WHAT IS BEING ASKED
Copy out lines with the word "sync" from the material that follows.
[start]
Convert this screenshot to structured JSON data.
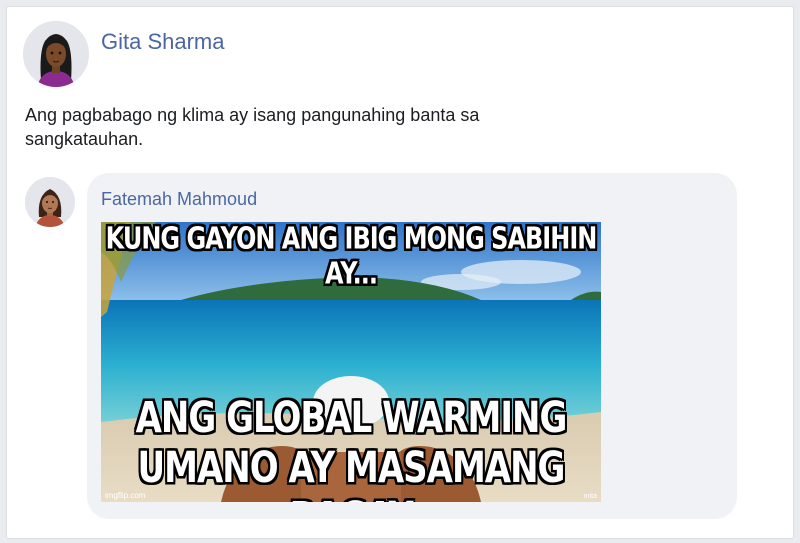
{
  "post": {
    "author": "Gita Sharma",
    "text": "Ang pagbabago ng klima ay isang pangunahing banta sa sangkatauhan."
  },
  "comment": {
    "author": "Fatemah Mahmoud",
    "meme": {
      "top_text": "KUNG GAYON ANG IBIG MONG SABIHIN AY...",
      "bottom_text": "ANG GLOBAL WARMING UMANO AY MASAMANG BAGAY",
      "watermark": "imgflip.com",
      "corner_mark": "mita"
    }
  },
  "colors": {
    "name_link": "#4b67a1",
    "bubble": "#f0f2f5"
  }
}
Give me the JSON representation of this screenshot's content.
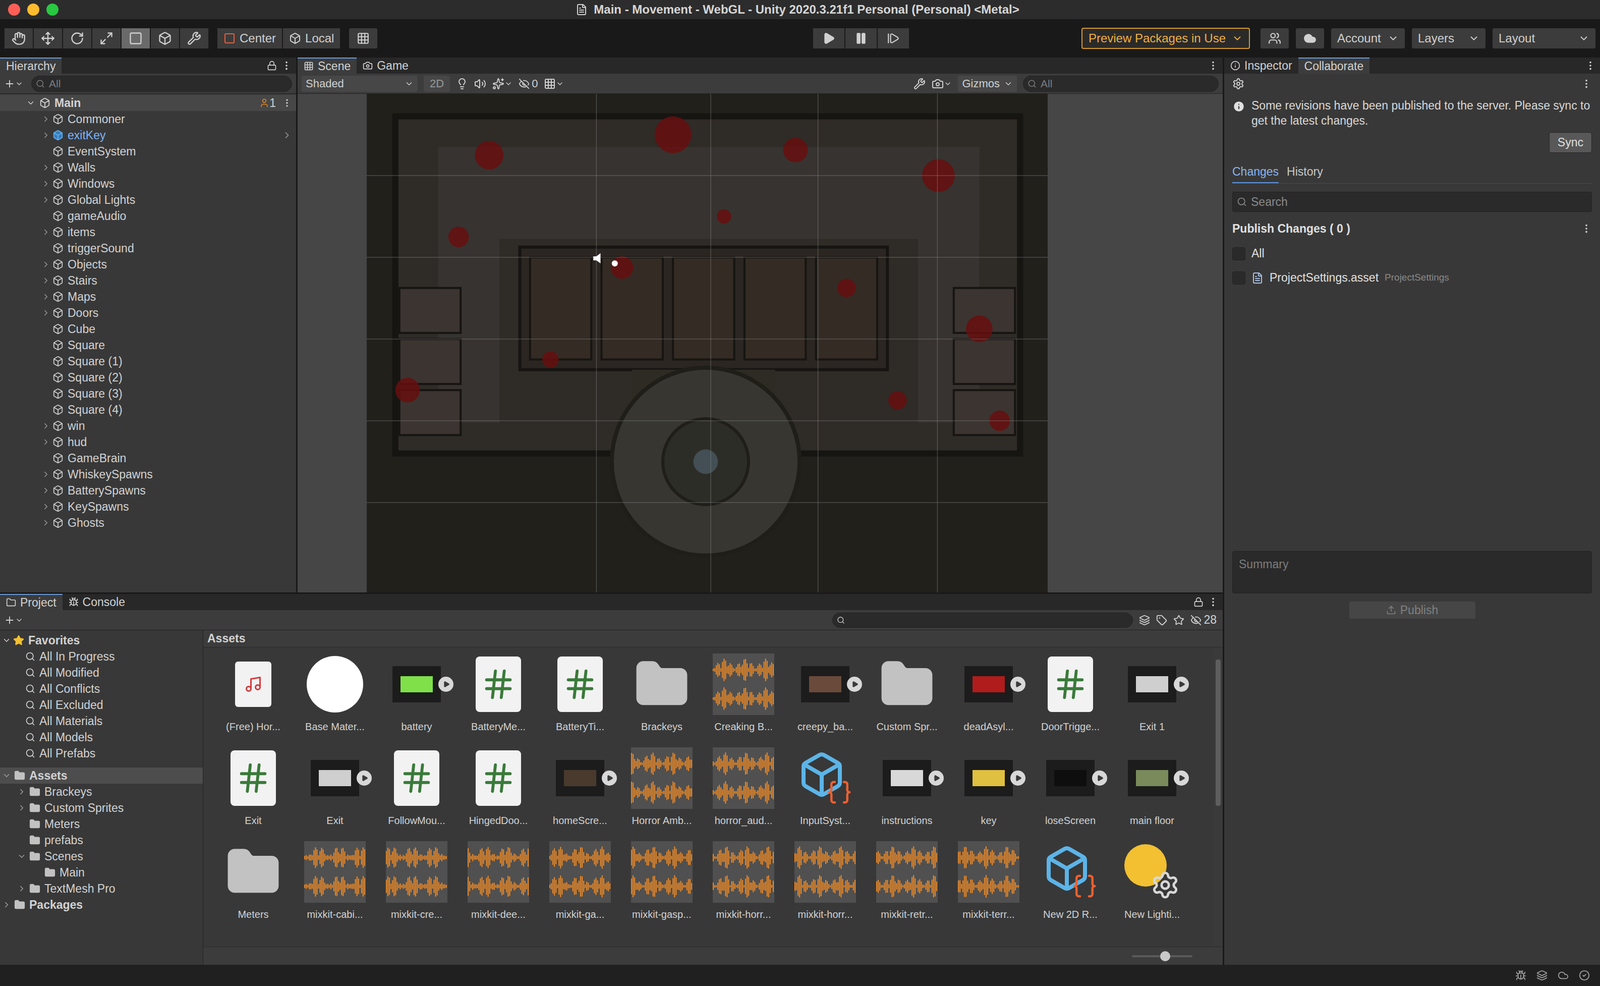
{
  "window": {
    "title": "Main - Movement - WebGL - Unity 2020.3.21f1 Personal (Personal) <Metal>"
  },
  "toolbar": {
    "tools": [
      {
        "kind": "hand",
        "selected": false
      },
      {
        "kind": "move",
        "selected": false
      },
      {
        "kind": "rotate",
        "selected": false
      },
      {
        "kind": "scale",
        "selected": false
      },
      {
        "kind": "rect",
        "selected": true
      },
      {
        "kind": "transform",
        "selected": false
      },
      {
        "kind": "custom",
        "selected": false
      }
    ],
    "pivot": "Center",
    "space": "Local",
    "packages": "Preview Packages in Use",
    "menus": [
      "Account",
      "Layers",
      "Layout"
    ]
  },
  "hierarchy": {
    "title": "Hierarchy",
    "search": "All",
    "scene": "Main",
    "users": "1",
    "items": [
      {
        "name": "Commoner",
        "children": true,
        "prefab": false
      },
      {
        "name": "exitKey",
        "children": true,
        "prefab": true
      },
      {
        "name": "EventSystem",
        "children": false,
        "prefab": false
      },
      {
        "name": "Walls",
        "children": true,
        "prefab": false
      },
      {
        "name": "Windows",
        "children": true,
        "prefab": false
      },
      {
        "name": "Global Lights",
        "children": true,
        "prefab": false
      },
      {
        "name": "gameAudio",
        "children": false,
        "prefab": false
      },
      {
        "name": "items",
        "children": true,
        "prefab": false
      },
      {
        "name": "triggerSound",
        "children": false,
        "prefab": false
      },
      {
        "name": "Objects",
        "children": true,
        "prefab": false
      },
      {
        "name": "Stairs",
        "children": true,
        "prefab": false
      },
      {
        "name": "Maps",
        "children": true,
        "prefab": false
      },
      {
        "name": "Doors",
        "children": true,
        "prefab": false
      },
      {
        "name": "Cube",
        "children": false,
        "prefab": false
      },
      {
        "name": "Square",
        "children": false,
        "prefab": false
      },
      {
        "name": "Square (1)",
        "children": false,
        "prefab": false
      },
      {
        "name": "Square (2)",
        "children": false,
        "prefab": false
      },
      {
        "name": "Square (3)",
        "children": false,
        "prefab": false
      },
      {
        "name": "Square (4)",
        "children": false,
        "prefab": false
      },
      {
        "name": "win",
        "children": true,
        "prefab": false
      },
      {
        "name": "hud",
        "children": true,
        "prefab": false
      },
      {
        "name": "GameBrain",
        "children": false,
        "prefab": false
      },
      {
        "name": "WhiskeySpawns",
        "children": true,
        "prefab": false
      },
      {
        "name": "BatterySpawns",
        "children": true,
        "prefab": false
      },
      {
        "name": "KeySpawns",
        "children": true,
        "prefab": false
      },
      {
        "name": "Ghosts",
        "children": true,
        "prefab": false
      }
    ]
  },
  "scene": {
    "tabs": [
      {
        "label": "Scene",
        "selected": true
      },
      {
        "label": "Game",
        "selected": false
      }
    ],
    "shading": "Shaded",
    "mode_2d": "2D",
    "mode_2d_on": false,
    "hidden": "0",
    "gizmos": "Gizmos",
    "search": "All"
  },
  "inspector": {
    "tabs": [
      {
        "label": "Inspector",
        "selected": false
      },
      {
        "label": "Collaborate",
        "selected": true
      }
    ],
    "notice": "Some revisions have been published to the server. Please sync to get the latest changes.",
    "sync": "Sync",
    "subtabs": [
      {
        "label": "Changes",
        "selected": true
      },
      {
        "label": "History",
        "selected": false
      }
    ],
    "search": "Search",
    "publish_header": "Publish Changes ( 0 )",
    "changes": [
      {
        "label": "All",
        "detail": "",
        "checked": false
      },
      {
        "label": "ProjectSettings.asset",
        "detail": "ProjectSettings",
        "checked": false
      }
    ],
    "summary": "Summary",
    "publish": {
      "label": "Publish",
      "disabled": true
    }
  },
  "project": {
    "tabs": [
      {
        "label": "Project",
        "selected": true
      },
      {
        "label": "Console",
        "selected": false
      }
    ],
    "hidden": "28",
    "favorites": {
      "label": "Favorites",
      "expanded": true,
      "items": [
        "All In Progress",
        "All Modified",
        "All Conflicts",
        "All Excluded",
        "All Materials",
        "All Models",
        "All Prefabs"
      ]
    },
    "tree": [
      {
        "label": "Assets",
        "depth": 0,
        "children": true,
        "expanded": true,
        "selected": true
      },
      {
        "label": "Brackeys",
        "depth": 1,
        "children": true,
        "expanded": false,
        "selected": false
      },
      {
        "label": "Custom Sprites",
        "depth": 1,
        "children": true,
        "expanded": false,
        "selected": false
      },
      {
        "label": "Meters",
        "depth": 1,
        "children": false,
        "expanded": false,
        "selected": false
      },
      {
        "label": "prefabs",
        "depth": 1,
        "children": false,
        "expanded": false,
        "selected": false
      },
      {
        "label": "Scenes",
        "depth": 1,
        "children": true,
        "expanded": true,
        "selected": false
      },
      {
        "label": "Main",
        "depth": 2,
        "children": false,
        "expanded": false,
        "selected": false
      },
      {
        "label": "TextMesh Pro",
        "depth": 1,
        "children": true,
        "expanded": false,
        "selected": false
      },
      {
        "label": "Packages",
        "depth": 0,
        "children": true,
        "expanded": false,
        "selected": false
      }
    ],
    "breadcrumb": "Assets",
    "assets": [
      {
        "name": "(Free) Hor...",
        "kind": "audio-doc",
        "sub": false
      },
      {
        "name": "Base Mater...",
        "kind": "material",
        "sub": false
      },
      {
        "name": "battery",
        "kind": "image",
        "sub": true,
        "color": "#7fe04a"
      },
      {
        "name": "BatteryMe...",
        "kind": "script",
        "sub": false
      },
      {
        "name": "BatteryTi...",
        "kind": "script",
        "sub": false
      },
      {
        "name": "Brackeys",
        "kind": "folder",
        "sub": false
      },
      {
        "name": "Creaking B...",
        "kind": "audio",
        "sub": false
      },
      {
        "name": "creepy_ba...",
        "kind": "image",
        "sub": true,
        "color": "#6a4a3a"
      },
      {
        "name": "Custom Spr...",
        "kind": "folder",
        "sub": false
      },
      {
        "name": "deadAsyl...",
        "kind": "image",
        "sub": true,
        "color": "#b01c1c"
      },
      {
        "name": "DoorTrigge...",
        "kind": "script",
        "sub": false
      },
      {
        "name": "Exit 1",
        "kind": "image",
        "sub": true,
        "color": "#cfcfcf"
      },
      {
        "name": "Exit",
        "kind": "script",
        "sub": false
      },
      {
        "name": "Exit",
        "kind": "image",
        "sub": true,
        "color": "#cfcfcf"
      },
      {
        "name": "FollowMou...",
        "kind": "script",
        "sub": false
      },
      {
        "name": "HingedDoo...",
        "kind": "script",
        "sub": false
      },
      {
        "name": "homeScre...",
        "kind": "image",
        "sub": true,
        "color": "#4a3a2e"
      },
      {
        "name": "Horror Amb...",
        "kind": "audio",
        "sub": false
      },
      {
        "name": "horror_aud...",
        "kind": "audio",
        "sub": false
      },
      {
        "name": "InputSyst...",
        "kind": "input",
        "sub": false
      },
      {
        "name": "instructions",
        "kind": "image",
        "sub": true,
        "color": "#d8d8d8"
      },
      {
        "name": "key",
        "kind": "image",
        "sub": true,
        "color": "#e0c040"
      },
      {
        "name": "loseScreen",
        "kind": "image",
        "sub": true,
        "color": "#0e0e0e"
      },
      {
        "name": "main floor",
        "kind": "image",
        "sub": true,
        "color": "#7a8a5a"
      },
      {
        "name": "Meters",
        "kind": "folder",
        "sub": false
      },
      {
        "name": "mixkit-cabi...",
        "kind": "audio",
        "sub": false
      },
      {
        "name": "mixkit-cre...",
        "kind": "audio",
        "sub": false
      },
      {
        "name": "mixkit-dee...",
        "kind": "audio",
        "sub": false
      },
      {
        "name": "mixkit-ga...",
        "kind": "audio",
        "sub": false
      },
      {
        "name": "mixkit-gasp...",
        "kind": "audio",
        "sub": false
      },
      {
        "name": "mixkit-horr...",
        "kind": "audio",
        "sub": false
      },
      {
        "name": "mixkit-horr...",
        "kind": "audio",
        "sub": false
      },
      {
        "name": "mixkit-retr...",
        "kind": "audio",
        "sub": false
      },
      {
        "name": "mixkit-terr...",
        "kind": "audio",
        "sub": false
      },
      {
        "name": "New 2D R...",
        "kind": "renderer",
        "sub": false
      },
      {
        "name": "New Lighti...",
        "kind": "light",
        "sub": false
      }
    ]
  }
}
[end]
EXERCISE SOLUTION
    "notice": "Some revisions have been published to the server. Please sync to get the latest changes.",
    "sync": "Sync",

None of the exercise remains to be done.